• **Dataset listings of figures**
____________________

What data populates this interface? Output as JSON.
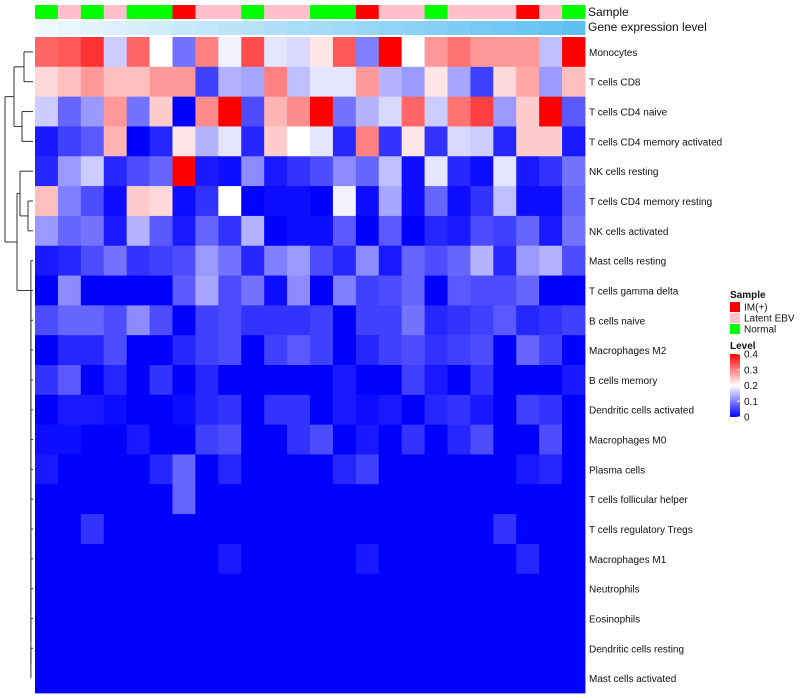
{
  "chart_data": {
    "type": "heatmap",
    "title": "",
    "xlabel": "",
    "ylabel": "",
    "annotation_rows": [
      "Sample",
      "Gene expression level"
    ],
    "sample_groups": [
      "N",
      "L",
      "N",
      "L",
      "N",
      "N",
      "I",
      "L",
      "L",
      "N",
      "L",
      "L",
      "N",
      "N",
      "I",
      "L",
      "L",
      "N",
      "L",
      "L",
      "L",
      "I",
      "L",
      "N"
    ],
    "gene_expression_level": [
      0.02,
      0.06,
      0.1,
      0.14,
      0.18,
      0.22,
      0.26,
      0.3,
      0.34,
      0.38,
      0.42,
      0.46,
      0.5,
      0.54,
      0.58,
      0.62,
      0.66,
      0.7,
      0.74,
      0.78,
      0.82,
      0.86,
      0.9,
      0.94
    ],
    "rows": [
      "Monocytes",
      "T cells CD8",
      "T cells CD4 naive",
      "T cells CD4 memory activated",
      "NK cells resting",
      "T cells CD4 memory resting",
      "NK cells activated",
      "Mast cells resting",
      "T cells gamma delta",
      "B cells naive",
      "Macrophages M2",
      "B cells memory",
      "Dendritic cells activated",
      "Macrophages M0",
      "Plasma cells",
      "T cells follicular helper",
      "T cells regulatory  Tregs",
      "Macrophages M1",
      "Neutrophils",
      "Eosinophils",
      "Dendritic cells resting",
      "Mast cells activated"
    ],
    "values": [
      [
        0.32,
        0.33,
        0.36,
        0.16,
        0.32,
        0.2,
        0.09,
        0.3,
        0.19,
        0.34,
        0.18,
        0.17,
        0.22,
        0.33,
        0.1,
        0.4,
        0.2,
        0.28,
        0.31,
        0.28,
        0.28,
        0.28,
        0.15,
        0.4
      ],
      [
        0.23,
        0.25,
        0.28,
        0.25,
        0.25,
        0.28,
        0.28,
        0.05,
        0.14,
        0.13,
        0.3,
        0.15,
        0.18,
        0.18,
        0.28,
        0.14,
        0.12,
        0.22,
        0.13,
        0.05,
        0.23,
        0.27,
        0.12,
        0.25
      ],
      [
        0.16,
        0.08,
        0.12,
        0.28,
        0.09,
        0.24,
        0.0,
        0.29,
        0.4,
        0.06,
        0.26,
        0.29,
        0.4,
        0.09,
        0.14,
        0.17,
        0.32,
        0.16,
        0.31,
        0.35,
        0.12,
        0.24,
        0.4,
        0.07
      ],
      [
        0.02,
        0.05,
        0.07,
        0.26,
        0.0,
        0.03,
        0.22,
        0.14,
        0.18,
        0.03,
        0.24,
        0.2,
        0.18,
        0.03,
        0.3,
        0.04,
        0.22,
        0.04,
        0.17,
        0.16,
        0.03,
        0.24,
        0.24,
        0.02
      ],
      [
        0.03,
        0.12,
        0.16,
        0.03,
        0.06,
        0.08,
        0.4,
        0.02,
        0.01,
        0.11,
        0.02,
        0.04,
        0.06,
        0.11,
        0.08,
        0.15,
        0.01,
        0.18,
        0.03,
        0.01,
        0.18,
        0.02,
        0.04,
        0.09
      ],
      [
        0.25,
        0.1,
        0.06,
        0.01,
        0.24,
        0.23,
        0.01,
        0.04,
        0.2,
        0.0,
        0.01,
        0.01,
        0.0,
        0.19,
        0.01,
        0.13,
        0.01,
        0.08,
        0.01,
        0.04,
        0.15,
        0.01,
        0.01,
        0.08
      ],
      [
        0.12,
        0.08,
        0.09,
        0.02,
        0.14,
        0.07,
        0.02,
        0.08,
        0.04,
        0.14,
        0.0,
        0.01,
        0.01,
        0.07,
        0.0,
        0.07,
        0.0,
        0.03,
        0.02,
        0.06,
        0.05,
        0.08,
        0.02,
        0.09
      ],
      [
        0.02,
        0.03,
        0.06,
        0.09,
        0.04,
        0.05,
        0.06,
        0.12,
        0.09,
        0.03,
        0.1,
        0.12,
        0.06,
        0.03,
        0.11,
        0.02,
        0.08,
        0.06,
        0.08,
        0.14,
        0.03,
        0.12,
        0.14,
        0.06
      ],
      [
        0.0,
        0.11,
        0.0,
        0.0,
        0.0,
        0.0,
        0.07,
        0.13,
        0.06,
        0.09,
        0.01,
        0.11,
        0.0,
        0.1,
        0.05,
        0.06,
        0.08,
        0.0,
        0.07,
        0.06,
        0.06,
        0.08,
        0.0,
        0.0
      ],
      [
        0.06,
        0.08,
        0.08,
        0.06,
        0.11,
        0.06,
        0.0,
        0.05,
        0.06,
        0.04,
        0.04,
        0.04,
        0.05,
        0.0,
        0.05,
        0.05,
        0.09,
        0.03,
        0.04,
        0.05,
        0.07,
        0.03,
        0.04,
        0.05
      ],
      [
        0.0,
        0.03,
        0.03,
        0.06,
        0.0,
        0.0,
        0.03,
        0.05,
        0.06,
        0.0,
        0.05,
        0.07,
        0.05,
        0.0,
        0.03,
        0.05,
        0.06,
        0.04,
        0.05,
        0.06,
        0.0,
        0.08,
        0.05,
        0.0
      ],
      [
        0.04,
        0.07,
        0.0,
        0.03,
        0.0,
        0.04,
        0.0,
        0.03,
        0.0,
        0.0,
        0.0,
        0.0,
        0.0,
        0.02,
        0.0,
        0.0,
        0.05,
        0.02,
        0.0,
        0.04,
        0.0,
        0.0,
        0.0,
        0.02
      ],
      [
        0.0,
        0.02,
        0.02,
        0.01,
        0.0,
        0.0,
        0.01,
        0.03,
        0.04,
        0.0,
        0.04,
        0.04,
        0.0,
        0.02,
        0.01,
        0.02,
        0.0,
        0.03,
        0.04,
        0.02,
        0.0,
        0.05,
        0.04,
        0.0
      ],
      [
        0.01,
        0.01,
        0.0,
        0.0,
        0.02,
        0.0,
        0.0,
        0.05,
        0.06,
        0.0,
        0.0,
        0.04,
        0.06,
        0.0,
        0.02,
        0.0,
        0.04,
        0.0,
        0.03,
        0.06,
        0.0,
        0.0,
        0.06,
        0.0
      ],
      [
        0.02,
        0.0,
        0.0,
        0.0,
        0.0,
        0.03,
        0.08,
        0.0,
        0.03,
        0.0,
        0.0,
        0.0,
        0.0,
        0.03,
        0.05,
        0.0,
        0.0,
        0.0,
        0.0,
        0.0,
        0.0,
        0.02,
        0.03,
        0.0
      ],
      [
        0.0,
        0.0,
        0.0,
        0.0,
        0.0,
        0.0,
        0.08,
        0.0,
        0.0,
        0.0,
        0.0,
        0.0,
        0.0,
        0.0,
        0.0,
        0.0,
        0.0,
        0.0,
        0.0,
        0.0,
        0.0,
        0.0,
        0.0,
        0.0
      ],
      [
        0.0,
        0.0,
        0.04,
        0.0,
        0.0,
        0.0,
        0.0,
        0.0,
        0.0,
        0.0,
        0.0,
        0.0,
        0.0,
        0.0,
        0.0,
        0.0,
        0.0,
        0.0,
        0.0,
        0.0,
        0.04,
        0.0,
        0.0,
        0.0
      ],
      [
        0.0,
        0.0,
        0.0,
        0.0,
        0.0,
        0.0,
        0.0,
        0.0,
        0.02,
        0.0,
        0.0,
        0.0,
        0.0,
        0.0,
        0.02,
        0.0,
        0.0,
        0.0,
        0.0,
        0.0,
        0.0,
        0.03,
        0.0,
        0.0
      ],
      [
        0.0,
        0.0,
        0.0,
        0.0,
        0.0,
        0.0,
        0.0,
        0.0,
        0.0,
        0.0,
        0.0,
        0.0,
        0.0,
        0.0,
        0.0,
        0.0,
        0.0,
        0.0,
        0.0,
        0.0,
        0.0,
        0.0,
        0.0,
        0.0
      ],
      [
        0.0,
        0.0,
        0.0,
        0.0,
        0.0,
        0.0,
        0.0,
        0.0,
        0.0,
        0.0,
        0.0,
        0.0,
        0.0,
        0.0,
        0.0,
        0.0,
        0.0,
        0.0,
        0.0,
        0.0,
        0.0,
        0.0,
        0.0,
        0.0
      ],
      [
        0.0,
        0.0,
        0.0,
        0.0,
        0.0,
        0.0,
        0.0,
        0.0,
        0.0,
        0.0,
        0.0,
        0.0,
        0.0,
        0.0,
        0.0,
        0.0,
        0.0,
        0.0,
        0.0,
        0.0,
        0.0,
        0.0,
        0.0,
        0.0
      ],
      [
        0.0,
        0.0,
        0.0,
        0.0,
        0.0,
        0.0,
        0.0,
        0.0,
        0.0,
        0.0,
        0.0,
        0.0,
        0.0,
        0.0,
        0.0,
        0.0,
        0.0,
        0.0,
        0.0,
        0.0,
        0.0,
        0.0,
        0.0,
        0.0
      ]
    ],
    "color_scale": {
      "min": 0,
      "max": 0.4,
      "low": "#0000FF",
      "mid": "#FFFFFF",
      "high": "#FF0000"
    },
    "legend": {
      "sample_title": "Sample",
      "sample_items": [
        {
          "key": "I",
          "label": "IM(+)",
          "color": "#FF0000"
        },
        {
          "key": "L",
          "label": "Latent EBV",
          "color": "#FFC0CB"
        },
        {
          "key": "N",
          "label": "Normal",
          "color": "#00FF00"
        }
      ],
      "level_title": "Level",
      "level_ticks": [
        "0.4",
        "0.3",
        "0.2",
        "0.1",
        "0"
      ],
      "level_tick_values": [
        0.4,
        0.3,
        0.2,
        0.1,
        0.0
      ]
    },
    "expression_level_colors": {
      "low": "#F2FAFF",
      "high": "#56BDF0"
    }
  }
}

____________________

• **EXERCISE**
From the entries above, copy each line holding "Mast".

• **RESPONSE**
      "Mast cells resting",
      "Mast cells activated"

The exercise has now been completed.